[Dataset records on visual material]
===============

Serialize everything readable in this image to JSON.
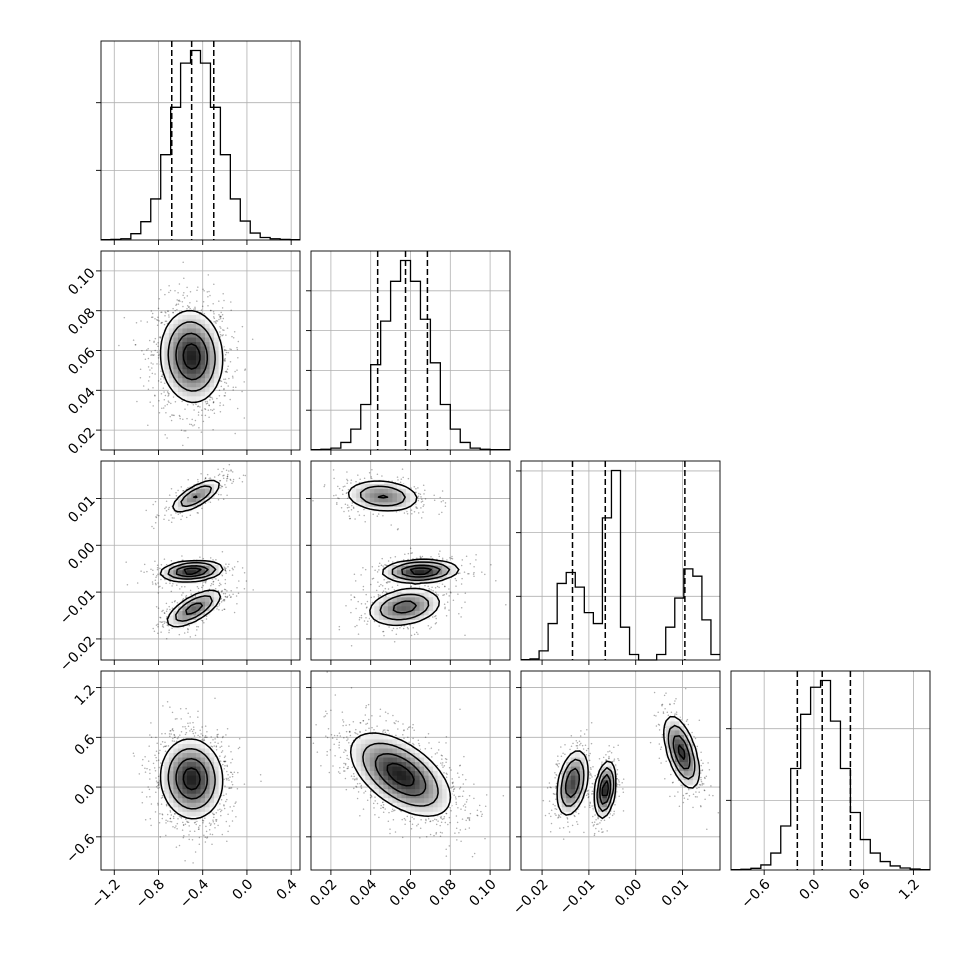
{
  "chart_data": {
    "type": "corner",
    "grid": true,
    "params": [
      {
        "range": [
          -1.32,
          0.48
        ],
        "ticks": [
          -1.2,
          -0.8,
          -0.4,
          0.0,
          0.4
        ],
        "tick_labels": [
          "−1.2",
          "−0.8",
          "−0.4",
          "0.0",
          "0.4"
        ],
        "quantiles": [
          -0.68,
          -0.5,
          -0.3
        ]
      },
      {
        "range": [
          0.01,
          0.11
        ],
        "ticks": [
          0.02,
          0.04,
          0.06,
          0.08,
          0.1
        ],
        "tick_labels": [
          "0.02",
          "0.04",
          "0.06",
          "0.08",
          "0.10"
        ],
        "quantiles": [
          0.0435,
          0.0575,
          0.0685
        ]
      },
      {
        "range": [
          -0.0245,
          0.018
        ],
        "ticks": [
          -0.02,
          -0.01,
          0.0,
          0.01
        ],
        "tick_labels": [
          "−0.02",
          "−0.01",
          "0.00",
          "0.01"
        ],
        "quantiles": [
          -0.0135,
          -0.0065,
          0.0105
        ]
      },
      {
        "range": [
          -1.0,
          1.4
        ],
        "ticks": [
          -0.6,
          0.0,
          0.6,
          1.2
        ],
        "tick_labels": [
          "−0.6",
          "0.0",
          "0.6",
          "1.2"
        ],
        "quantiles": [
          -0.2,
          0.1,
          0.44
        ]
      }
    ],
    "hist_grid_fractions": [
      [
        0.35,
        0.69
      ],
      [
        0.2,
        0.4,
        0.6,
        0.8
      ],
      [
        0.32,
        0.64,
        0.95
      ],
      [
        0.35,
        0.71
      ]
    ],
    "hists": [
      {
        "edges": [
          -1.32,
          0.48
        ],
        "counts": [
          1,
          2,
          4,
          20,
          58,
          130,
          270,
          420,
          560,
          600,
          560,
          420,
          270,
          130,
          60,
          22,
          8,
          4,
          2,
          1
        ]
      },
      {
        "edges": [
          0.01,
          0.11
        ],
        "counts": [
          1,
          2,
          5,
          20,
          55,
          120,
          225,
          340,
          445,
          500,
          445,
          345,
          230,
          120,
          55,
          20,
          5,
          2,
          1,
          1
        ]
      },
      {
        "edges": [
          -0.0245,
          0.018
        ],
        "counts": [
          1,
          3,
          25,
          100,
          210,
          240,
          200,
          130,
          100,
          390,
          520,
          90,
          15,
          0,
          0,
          15,
          90,
          170,
          250,
          230,
          110,
          15
        ]
      },
      {
        "edges": [
          -1.0,
          1.4
        ],
        "counts": [
          1,
          2,
          5,
          15,
          50,
          130,
          300,
          460,
          540,
          560,
          440,
          300,
          170,
          90,
          50,
          25,
          12,
          6,
          3,
          1
        ]
      }
    ],
    "pairs": [
      {
        "x": 0,
        "y": 1,
        "blobs": [
          {
            "cx": -0.5,
            "cy": 0.057,
            "sx": 0.14,
            "sy": 0.0115,
            "rho": -0.06,
            "w": 1.0,
            "n": 1300
          }
        ]
      },
      {
        "x": 0,
        "y": 2,
        "blobs": [
          {
            "cx": -0.46,
            "cy": 0.0105,
            "sx": 0.12,
            "sy": 0.0019,
            "rho": 0.72,
            "w": 0.6,
            "n": 330
          },
          {
            "cx": -0.5,
            "cy": -0.0055,
            "sx": 0.14,
            "sy": 0.0011,
            "rho": 0.2,
            "w": 1.0,
            "n": 420
          },
          {
            "cx": -0.48,
            "cy": -0.0135,
            "sx": 0.13,
            "sy": 0.0021,
            "rho": 0.68,
            "w": 0.7,
            "n": 420
          }
        ]
      },
      {
        "x": 1,
        "y": 2,
        "blobs": [
          {
            "cx": 0.046,
            "cy": 0.0105,
            "sx": 0.0098,
            "sy": 0.0018,
            "rho": -0.15,
            "w": 0.6,
            "n": 330
          },
          {
            "cx": 0.065,
            "cy": -0.0055,
            "sx": 0.0095,
            "sy": 0.0012,
            "rho": 0.1,
            "w": 1.0,
            "n": 420
          },
          {
            "cx": 0.057,
            "cy": -0.0132,
            "sx": 0.0095,
            "sy": 0.0021,
            "rho": 0.25,
            "w": 0.7,
            "n": 420
          }
        ]
      },
      {
        "x": 0,
        "y": 3,
        "blobs": [
          {
            "cx": -0.5,
            "cy": 0.1,
            "sx": 0.14,
            "sy": 0.24,
            "rho": -0.05,
            "w": 1.0,
            "n": 1300
          }
        ]
      },
      {
        "x": 1,
        "y": 3,
        "blobs": [
          {
            "cx": 0.055,
            "cy": 0.15,
            "sx": 0.0125,
            "sy": 0.25,
            "rho": -0.55,
            "w": 1.0,
            "n": 1300
          }
        ]
      },
      {
        "x": 2,
        "y": 3,
        "blobs": [
          {
            "cx": -0.0135,
            "cy": 0.05,
            "sx": 0.0017,
            "sy": 0.2,
            "rho": 0.35,
            "w": 0.75,
            "n": 430
          },
          {
            "cx": -0.0065,
            "cy": -0.03,
            "sx": 0.0011,
            "sy": 0.17,
            "rho": 0.3,
            "w": 0.9,
            "n": 420
          },
          {
            "cx": 0.0098,
            "cy": 0.42,
            "sx": 0.0019,
            "sy": 0.22,
            "rho": -0.55,
            "w": 0.8,
            "n": 430
          }
        ]
      }
    ],
    "levels": [
      0.135,
      0.32,
      0.6,
      0.86
    ]
  }
}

===============

_Exercise aim:_ Print the entries above exactly, taking out only the pictures.

_The completed task:_
Serialize everything readable in this image to JSON.
{
  "chart_data": {
    "type": "corner",
    "grid": true,
    "params": [
      {
        "range": [
          -1.32,
          0.48
        ],
        "ticks": [
          -1.2,
          -0.8,
          -0.4,
          0.0,
          0.4
        ],
        "tick_labels": [
          "−1.2",
          "−0.8",
          "−0.4",
          "0.0",
          "0.4"
        ],
        "quantiles": [
          -0.68,
          -0.5,
          -0.3
        ]
      },
      {
        "range": [
          0.01,
          0.11
        ],
        "ticks": [
          0.02,
          0.04,
          0.06,
          0.08,
          0.1
        ],
        "tick_labels": [
          "0.02",
          "0.04",
          "0.06",
          "0.08",
          "0.10"
        ],
        "quantiles": [
          0.0435,
          0.0575,
          0.0685
        ]
      },
      {
        "range": [
          -0.0245,
          0.018
        ],
        "ticks": [
          -0.02,
          -0.01,
          0.0,
          0.01
        ],
        "tick_labels": [
          "−0.02",
          "−0.01",
          "0.00",
          "0.01"
        ],
        "quantiles": [
          -0.0135,
          -0.0065,
          0.0105
        ]
      },
      {
        "range": [
          -1.0,
          1.4
        ],
        "ticks": [
          -0.6,
          0.0,
          0.6,
          1.2
        ],
        "tick_labels": [
          "−0.6",
          "0.0",
          "0.6",
          "1.2"
        ],
        "quantiles": [
          -0.2,
          0.1,
          0.44
        ]
      }
    ],
    "hist_grid_fractions": [
      [
        0.35,
        0.69
      ],
      [
        0.2,
        0.4,
        0.6,
        0.8
      ],
      [
        0.32,
        0.64,
        0.95
      ],
      [
        0.35,
        0.71
      ]
    ],
    "hists": [
      {
        "edges": [
          -1.32,
          0.48
        ],
        "counts": [
          1,
          2,
          4,
          20,
          58,
          130,
          270,
          420,
          560,
          600,
          560,
          420,
          270,
          130,
          60,
          22,
          8,
          4,
          2,
          1
        ]
      },
      {
        "edges": [
          0.01,
          0.11
        ],
        "counts": [
          1,
          2,
          5,
          20,
          55,
          120,
          225,
          340,
          445,
          500,
          445,
          345,
          230,
          120,
          55,
          20,
          5,
          2,
          1,
          1
        ]
      },
      {
        "edges": [
          -0.0245,
          0.018
        ],
        "counts": [
          1,
          3,
          25,
          100,
          210,
          240,
          200,
          130,
          100,
          390,
          520,
          90,
          15,
          0,
          0,
          15,
          90,
          170,
          250,
          230,
          110,
          15
        ]
      },
      {
        "edges": [
          -1.0,
          1.4
        ],
        "counts": [
          1,
          2,
          5,
          15,
          50,
          130,
          300,
          460,
          540,
          560,
          440,
          300,
          170,
          90,
          50,
          25,
          12,
          6,
          3,
          1
        ]
      }
    ],
    "pairs": [
      {
        "x": 0,
        "y": 1,
        "blobs": [
          {
            "cx": -0.5,
            "cy": 0.057,
            "sx": 0.14,
            "sy": 0.0115,
            "rho": -0.06,
            "w": 1.0,
            "n": 1300
          }
        ]
      },
      {
        "x": 0,
        "y": 2,
        "blobs": [
          {
            "cx": -0.46,
            "cy": 0.0105,
            "sx": 0.12,
            "sy": 0.0019,
            "rho": 0.72,
            "w": 0.6,
            "n": 330
          },
          {
            "cx": -0.5,
            "cy": -0.0055,
            "sx": 0.14,
            "sy": 0.0011,
            "rho": 0.2,
            "w": 1.0,
            "n": 420
          },
          {
            "cx": -0.48,
            "cy": -0.0135,
            "sx": 0.13,
            "sy": 0.0021,
            "rho": 0.68,
            "w": 0.7,
            "n": 420
          }
        ]
      },
      {
        "x": 1,
        "y": 2,
        "blobs": [
          {
            "cx": 0.046,
            "cy": 0.0105,
            "sx": 0.0098,
            "sy": 0.0018,
            "rho": -0.15,
            "w": 0.6,
            "n": 330
          },
          {
            "cx": 0.065,
            "cy": -0.0055,
            "sx": 0.0095,
            "sy": 0.0012,
            "rho": 0.1,
            "w": 1.0,
            "n": 420
          },
          {
            "cx": 0.057,
            "cy": -0.0132,
            "sx": 0.0095,
            "sy": 0.0021,
            "rho": 0.25,
            "w": 0.7,
            "n": 420
          }
        ]
      },
      {
        "x": 0,
        "y": 3,
        "blobs": [
          {
            "cx": -0.5,
            "cy": 0.1,
            "sx": 0.14,
            "sy": 0.24,
            "rho": -0.05,
            "w": 1.0,
            "n": 1300
          }
        ]
      },
      {
        "x": 1,
        "y": 3,
        "blobs": [
          {
            "cx": 0.055,
            "cy": 0.15,
            "sx": 0.0125,
            "sy": 0.25,
            "rho": -0.55,
            "w": 1.0,
            "n": 1300
          }
        ]
      },
      {
        "x": 2,
        "y": 3,
        "blobs": [
          {
            "cx": -0.0135,
            "cy": 0.05,
            "sx": 0.0017,
            "sy": 0.2,
            "rho": 0.35,
            "w": 0.75,
            "n": 430
          },
          {
            "cx": -0.0065,
            "cy": -0.03,
            "sx": 0.0011,
            "sy": 0.17,
            "rho": 0.3,
            "w": 0.9,
            "n": 420
          },
          {
            "cx": 0.0098,
            "cy": 0.42,
            "sx": 0.0019,
            "sy": 0.22,
            "rho": -0.55,
            "w": 0.8,
            "n": 430
          }
        ]
      }
    ],
    "levels": [
      0.135,
      0.32,
      0.6,
      0.86
    ]
  }
}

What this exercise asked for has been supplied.